Entries from a dataset:
● ● ● ● ● ● ●

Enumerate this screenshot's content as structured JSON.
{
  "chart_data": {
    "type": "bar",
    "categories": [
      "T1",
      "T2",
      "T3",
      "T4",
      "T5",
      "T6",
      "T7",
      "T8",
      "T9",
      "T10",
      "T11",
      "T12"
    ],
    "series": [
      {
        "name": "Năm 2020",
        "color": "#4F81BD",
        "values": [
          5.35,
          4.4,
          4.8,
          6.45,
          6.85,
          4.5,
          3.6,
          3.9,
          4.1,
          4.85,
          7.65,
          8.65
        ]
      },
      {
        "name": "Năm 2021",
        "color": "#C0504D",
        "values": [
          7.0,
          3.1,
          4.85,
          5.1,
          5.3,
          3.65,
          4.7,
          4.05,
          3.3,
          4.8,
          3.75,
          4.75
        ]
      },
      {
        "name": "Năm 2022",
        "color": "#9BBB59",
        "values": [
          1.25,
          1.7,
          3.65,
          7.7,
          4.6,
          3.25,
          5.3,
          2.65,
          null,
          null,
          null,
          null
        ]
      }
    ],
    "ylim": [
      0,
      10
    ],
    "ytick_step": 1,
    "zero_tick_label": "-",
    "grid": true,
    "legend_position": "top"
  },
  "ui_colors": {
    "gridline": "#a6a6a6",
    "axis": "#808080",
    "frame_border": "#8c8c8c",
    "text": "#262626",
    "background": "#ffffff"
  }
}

● ● ● ● ● ● ●

• **What to work on**
Check each line of the records above for "name", and copy those that have it.

• **Finished exercise**
        "name": "Năm 2020",
        "name": "Năm 2021",
        "name": "Năm 2022",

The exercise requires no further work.